• _Problem details_
Each entry should be quoted word for word, including every mark of punctuation.

• _Extracted material_

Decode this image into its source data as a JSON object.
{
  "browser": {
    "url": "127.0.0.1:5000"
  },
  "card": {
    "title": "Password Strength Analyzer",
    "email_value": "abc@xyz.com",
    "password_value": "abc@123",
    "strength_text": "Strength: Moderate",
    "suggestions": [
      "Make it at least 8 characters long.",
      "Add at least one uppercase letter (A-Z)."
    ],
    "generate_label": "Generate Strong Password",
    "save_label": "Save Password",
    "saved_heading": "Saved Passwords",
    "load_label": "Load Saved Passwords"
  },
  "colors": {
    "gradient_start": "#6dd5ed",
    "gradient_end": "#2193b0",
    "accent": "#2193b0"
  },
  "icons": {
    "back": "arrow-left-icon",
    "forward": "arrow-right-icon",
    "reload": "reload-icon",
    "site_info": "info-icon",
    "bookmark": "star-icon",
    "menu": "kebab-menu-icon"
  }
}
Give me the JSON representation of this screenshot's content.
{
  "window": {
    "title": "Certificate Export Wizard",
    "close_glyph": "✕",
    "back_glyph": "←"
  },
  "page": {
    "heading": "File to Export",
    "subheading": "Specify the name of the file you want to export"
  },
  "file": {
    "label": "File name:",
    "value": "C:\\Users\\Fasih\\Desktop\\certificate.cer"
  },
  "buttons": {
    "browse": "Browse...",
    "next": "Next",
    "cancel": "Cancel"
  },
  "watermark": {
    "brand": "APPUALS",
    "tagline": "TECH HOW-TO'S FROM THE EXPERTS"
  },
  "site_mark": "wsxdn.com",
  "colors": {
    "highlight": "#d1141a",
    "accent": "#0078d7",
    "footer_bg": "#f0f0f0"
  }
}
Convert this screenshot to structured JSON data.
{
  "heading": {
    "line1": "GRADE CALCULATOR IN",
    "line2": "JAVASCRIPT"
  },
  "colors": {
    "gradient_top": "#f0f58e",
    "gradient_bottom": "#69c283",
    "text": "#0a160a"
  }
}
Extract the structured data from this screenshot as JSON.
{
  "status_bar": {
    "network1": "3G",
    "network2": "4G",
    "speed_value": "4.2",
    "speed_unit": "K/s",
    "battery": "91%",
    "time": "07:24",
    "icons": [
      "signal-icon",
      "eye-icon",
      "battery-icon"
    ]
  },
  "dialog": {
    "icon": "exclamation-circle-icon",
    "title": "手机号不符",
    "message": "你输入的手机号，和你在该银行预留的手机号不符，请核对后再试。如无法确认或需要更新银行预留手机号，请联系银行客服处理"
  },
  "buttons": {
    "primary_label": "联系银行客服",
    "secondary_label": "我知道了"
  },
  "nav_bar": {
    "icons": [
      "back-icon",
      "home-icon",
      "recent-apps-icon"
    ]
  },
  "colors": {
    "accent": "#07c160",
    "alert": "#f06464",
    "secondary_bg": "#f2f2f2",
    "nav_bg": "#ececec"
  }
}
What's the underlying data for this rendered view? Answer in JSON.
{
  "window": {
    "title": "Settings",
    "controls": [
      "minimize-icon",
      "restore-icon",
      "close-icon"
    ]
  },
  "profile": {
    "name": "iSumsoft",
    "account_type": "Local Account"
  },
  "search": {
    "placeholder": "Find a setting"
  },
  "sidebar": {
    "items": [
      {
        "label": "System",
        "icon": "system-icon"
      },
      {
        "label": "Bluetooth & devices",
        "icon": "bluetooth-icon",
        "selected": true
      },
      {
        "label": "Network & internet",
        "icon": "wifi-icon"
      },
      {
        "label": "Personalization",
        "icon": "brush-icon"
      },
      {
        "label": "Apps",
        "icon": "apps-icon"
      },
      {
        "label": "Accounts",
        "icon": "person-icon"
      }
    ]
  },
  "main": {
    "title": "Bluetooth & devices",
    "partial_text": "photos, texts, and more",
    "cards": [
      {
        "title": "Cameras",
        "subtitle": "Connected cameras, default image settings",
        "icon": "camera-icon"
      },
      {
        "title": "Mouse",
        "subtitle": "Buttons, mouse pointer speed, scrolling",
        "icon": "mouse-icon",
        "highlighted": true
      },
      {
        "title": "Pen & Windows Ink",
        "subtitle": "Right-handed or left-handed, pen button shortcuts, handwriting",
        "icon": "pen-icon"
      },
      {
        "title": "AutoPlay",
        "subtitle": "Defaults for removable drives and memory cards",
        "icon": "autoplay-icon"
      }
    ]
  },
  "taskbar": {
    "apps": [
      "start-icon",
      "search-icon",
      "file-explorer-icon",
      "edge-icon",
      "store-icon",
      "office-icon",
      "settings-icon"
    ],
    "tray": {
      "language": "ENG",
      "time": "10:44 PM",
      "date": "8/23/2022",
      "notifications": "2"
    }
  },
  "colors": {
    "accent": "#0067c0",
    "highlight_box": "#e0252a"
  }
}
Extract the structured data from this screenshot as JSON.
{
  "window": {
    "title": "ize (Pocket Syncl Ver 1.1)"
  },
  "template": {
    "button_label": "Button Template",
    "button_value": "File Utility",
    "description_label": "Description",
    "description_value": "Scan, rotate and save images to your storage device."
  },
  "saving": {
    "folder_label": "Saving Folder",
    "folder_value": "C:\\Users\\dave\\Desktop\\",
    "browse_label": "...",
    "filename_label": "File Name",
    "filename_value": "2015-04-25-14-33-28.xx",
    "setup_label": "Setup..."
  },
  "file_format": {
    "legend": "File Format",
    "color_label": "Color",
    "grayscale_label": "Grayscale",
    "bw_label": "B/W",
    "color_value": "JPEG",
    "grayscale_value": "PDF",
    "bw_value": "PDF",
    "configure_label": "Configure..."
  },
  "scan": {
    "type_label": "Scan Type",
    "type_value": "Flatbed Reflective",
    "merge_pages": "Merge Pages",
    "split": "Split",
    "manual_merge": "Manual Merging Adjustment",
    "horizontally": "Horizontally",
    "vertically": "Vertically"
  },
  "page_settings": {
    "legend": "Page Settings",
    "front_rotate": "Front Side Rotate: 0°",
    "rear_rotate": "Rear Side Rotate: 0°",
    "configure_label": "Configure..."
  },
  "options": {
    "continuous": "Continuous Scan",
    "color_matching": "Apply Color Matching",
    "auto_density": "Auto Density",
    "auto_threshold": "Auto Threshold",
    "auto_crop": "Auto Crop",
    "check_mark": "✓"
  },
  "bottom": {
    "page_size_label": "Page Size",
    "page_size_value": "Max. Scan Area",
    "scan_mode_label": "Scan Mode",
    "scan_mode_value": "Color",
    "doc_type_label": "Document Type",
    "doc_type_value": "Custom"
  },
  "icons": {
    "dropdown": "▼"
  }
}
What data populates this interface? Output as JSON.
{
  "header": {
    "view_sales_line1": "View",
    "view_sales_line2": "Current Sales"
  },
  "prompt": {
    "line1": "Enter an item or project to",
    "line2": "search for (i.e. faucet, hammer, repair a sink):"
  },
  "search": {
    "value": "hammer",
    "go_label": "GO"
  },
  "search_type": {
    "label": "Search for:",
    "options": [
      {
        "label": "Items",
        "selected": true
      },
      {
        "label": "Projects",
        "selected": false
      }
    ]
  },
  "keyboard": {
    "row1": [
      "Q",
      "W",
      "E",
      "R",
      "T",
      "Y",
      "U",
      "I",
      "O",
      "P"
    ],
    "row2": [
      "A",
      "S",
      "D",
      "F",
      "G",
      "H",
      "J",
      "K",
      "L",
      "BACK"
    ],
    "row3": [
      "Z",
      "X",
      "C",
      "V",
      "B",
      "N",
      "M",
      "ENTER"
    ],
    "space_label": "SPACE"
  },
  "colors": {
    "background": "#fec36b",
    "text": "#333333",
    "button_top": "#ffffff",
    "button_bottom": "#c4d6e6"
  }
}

• _Correct answer_
Decode this image into its source data as a JSON object.
{
  "browser": {
    "url": "127.0.0.1:5000"
  },
  "card": {
    "title": "Password Strength Analyzer",
    "email_value": "abc@xyz.com",
    "password_value": "abc@123",
    "strength_text": "Strength: Moderate",
    "suggestions": [
      "Make it at least 8 characters long.",
      "Add at least one uppercase letter (A-Z)."
    ],
    "generate_label": "Generate Strong Password",
    "save_label": "Save Password",
    "saved_heading": "Saved Passwords",
    "load_label": "Load Saved Passwords"
  },
  "colors": {
    "gradient_start": "#6dd5ed",
    "gradient_end": "#2193b0",
    "accent": "#2193b0"
  },
  "icons": {
    "back": "arrow-left-icon",
    "forward": "arrow-right-icon",
    "reload": "reload-icon",
    "site_info": "info-icon",
    "bookmark": "star-icon",
    "menu": "kebab-menu-icon"
  }
}
Give me the JSON representation of this screenshot's content.
{
  "window": {
    "title": "Certificate Export Wizard",
    "close_glyph": "✕",
    "back_glyph": "←"
  },
  "page": {
    "heading": "File to Export",
    "subheading": "Specify the name of the file you want to export"
  },
  "file": {
    "label": "File name:",
    "value": "C:\\Users\\Fasih\\Desktop\\certificate.cer"
  },
  "buttons": {
    "browse": "Browse...",
    "next": "Next",
    "cancel": "Cancel"
  },
  "watermark": {
    "brand": "APPUALS",
    "tagline": "TECH HOW-TO'S FROM THE EXPERTS"
  },
  "site_mark": "wsxdn.com",
  "colors": {
    "highlight": "#d1141a",
    "accent": "#0078d7",
    "footer_bg": "#f0f0f0"
  }
}
Convert this screenshot to structured JSON data.
{
  "heading": {
    "line1": "GRADE CALCULATOR IN",
    "line2": "JAVASCRIPT"
  },
  "colors": {
    "gradient_top": "#f0f58e",
    "gradient_bottom": "#69c283",
    "text": "#0a160a"
  }
}
Extract the structured data from this screenshot as JSON.
{
  "status_bar": {
    "network1": "3G",
    "network2": "4G",
    "speed_value": "4.2",
    "speed_unit": "K/s",
    "battery": "91%",
    "time": "07:24",
    "icons": [
      "signal-icon",
      "eye-icon",
      "battery-icon"
    ]
  },
  "dialog": {
    "icon": "exclamation-circle-icon",
    "title": "手机号不符",
    "message": "你输入的手机号，和你在该银行预留的手机号不符，请核对后再试。如无法确认或需要更新银行预留手机号，请联系银行客服处理"
  },
  "buttons": {
    "primary_label": "联系银行客服",
    "secondary_label": "我知道了"
  },
  "nav_bar": {
    "icons": [
      "back-icon",
      "home-icon",
      "recent-apps-icon"
    ]
  },
  "colors": {
    "accent": "#07c160",
    "alert": "#f06464",
    "secondary_bg": "#f2f2f2",
    "nav_bg": "#ececec"
  }
}
What's the underlying data for this rendered view? Answer in JSON.
{
  "window": {
    "title": "Settings",
    "controls": [
      "minimize-icon",
      "restore-icon",
      "close-icon"
    ]
  },
  "profile": {
    "name": "iSumsoft",
    "account_type": "Local Account"
  },
  "search": {
    "placeholder": "Find a setting"
  },
  "sidebar": {
    "items": [
      {
        "label": "System",
        "icon": "system-icon"
      },
      {
        "label": "Bluetooth & devices",
        "icon": "bluetooth-icon",
        "selected": true
      },
      {
        "label": "Network & internet",
        "icon": "wifi-icon"
      },
      {
        "label": "Personalization",
        "icon": "brush-icon"
      },
      {
        "label": "Apps",
        "icon": "apps-icon"
      },
      {
        "label": "Accounts",
        "icon": "person-icon"
      }
    ]
  },
  "main": {
    "title": "Bluetooth & devices",
    "partial_text": "photos, texts, and more",
    "cards": [
      {
        "title": "Cameras",
        "subtitle": "Connected cameras, default image settings",
        "icon": "camera-icon"
      },
      {
        "title": "Mouse",
        "subtitle": "Buttons, mouse pointer speed, scrolling",
        "icon": "mouse-icon",
        "highlighted": true
      },
      {
        "title": "Pen & Windows Ink",
        "subtitle": "Right-handed or left-handed, pen button shortcuts, handwriting",
        "icon": "pen-icon"
      },
      {
        "title": "AutoPlay",
        "subtitle": "Defaults for removable drives and memory cards",
        "icon": "autoplay-icon"
      }
    ]
  },
  "taskbar": {
    "apps": [
      "start-icon",
      "search-icon",
      "file-explorer-icon",
      "edge-icon",
      "store-icon",
      "office-icon",
      "settings-icon"
    ],
    "tray": {
      "language": "ENG",
      "time": "10:44 PM",
      "date": "8/23/2022",
      "notifications": "2"
    }
  },
  "colors": {
    "accent": "#0067c0",
    "highlight_box": "#e0252a"
  }
}
Extract the structured data from this screenshot as JSON.
{
  "window": {
    "title": "ize (Pocket Syncl Ver 1.1)"
  },
  "template": {
    "button_label": "Button Template",
    "button_value": "File Utility",
    "description_label": "Description",
    "description_value": "Scan, rotate and save images to your storage device."
  },
  "saving": {
    "folder_label": "Saving Folder",
    "folder_value": "C:\\Users\\dave\\Desktop\\",
    "browse_label": "...",
    "filename_label": "File Name",
    "filename_value": "2015-04-25-14-33-28.xx",
    "setup_label": "Setup..."
  },
  "file_format": {
    "legend": "File Format",
    "color_label": "Color",
    "grayscale_label": "Grayscale",
    "bw_label": "B/W",
    "color_value": "JPEG",
    "grayscale_value": "PDF",
    "bw_value": "PDF",
    "configure_label": "Configure..."
  },
  "scan": {
    "type_label": "Scan Type",
    "type_value": "Flatbed Reflective",
    "merge_pages": "Merge Pages",
    "split": "Split",
    "manual_merge": "Manual Merging Adjustment",
    "horizontally": "Horizontally",
    "vertically": "Vertically"
  },
  "page_settings": {
    "legend": "Page Settings",
    "front_rotate": "Front Side Rotate: 0°",
    "rear_rotate": "Rear Side Rotate: 0°",
    "configure_label": "Configure..."
  },
  "options": {
    "continuous": "Continuous Scan",
    "color_matching": "Apply Color Matching",
    "auto_density": "Auto Density",
    "auto_threshold": "Auto Threshold",
    "auto_crop": "Auto Crop",
    "check_mark": "✓"
  },
  "bottom": {
    "page_size_label": "Page Size",
    "page_size_value": "Max. Scan Area",
    "scan_mode_label": "Scan Mode",
    "scan_mode_value": "Color",
    "doc_type_label": "Document Type",
    "doc_type_value": "Custom"
  },
  "icons": {
    "dropdown": "▼"
  }
}
What data populates this interface? Output as JSON.
{
  "header": {
    "view_sales_line1": "View",
    "view_sales_line2": "Current Sales"
  },
  "prompt": {
    "line1": "Enter an item or project to",
    "line2": "search for (i.e. faucet, hammer, repair a sink):"
  },
  "search": {
    "value": "hammer",
    "go_label": "GO"
  },
  "search_type": {
    "label": "Search for:",
    "options": [
      {
        "label": "Items",
        "selected": true
      },
      {
        "label": "Projects",
        "selected": false
      }
    ]
  },
  "keyboard": {
    "row1": [
      "Q",
      "W",
      "E",
      "R",
      "T",
      "Y",
      "U",
      "I",
      "O",
      "P"
    ],
    "row2": [
      "A",
      "S",
      "D",
      "F",
      "G",
      "H",
      "J",
      "K",
      "L",
      "BACK"
    ],
    "row3": [
      "Z",
      "X",
      "C",
      "V",
      "B",
      "N",
      "M",
      "ENTER"
    ],
    "space_label": "SPACE"
  },
  "colors": {
    "background": "#fec36b",
    "text": "#333333",
    "button_top": "#ffffff",
    "button_bottom": "#c4d6e6"
  }
}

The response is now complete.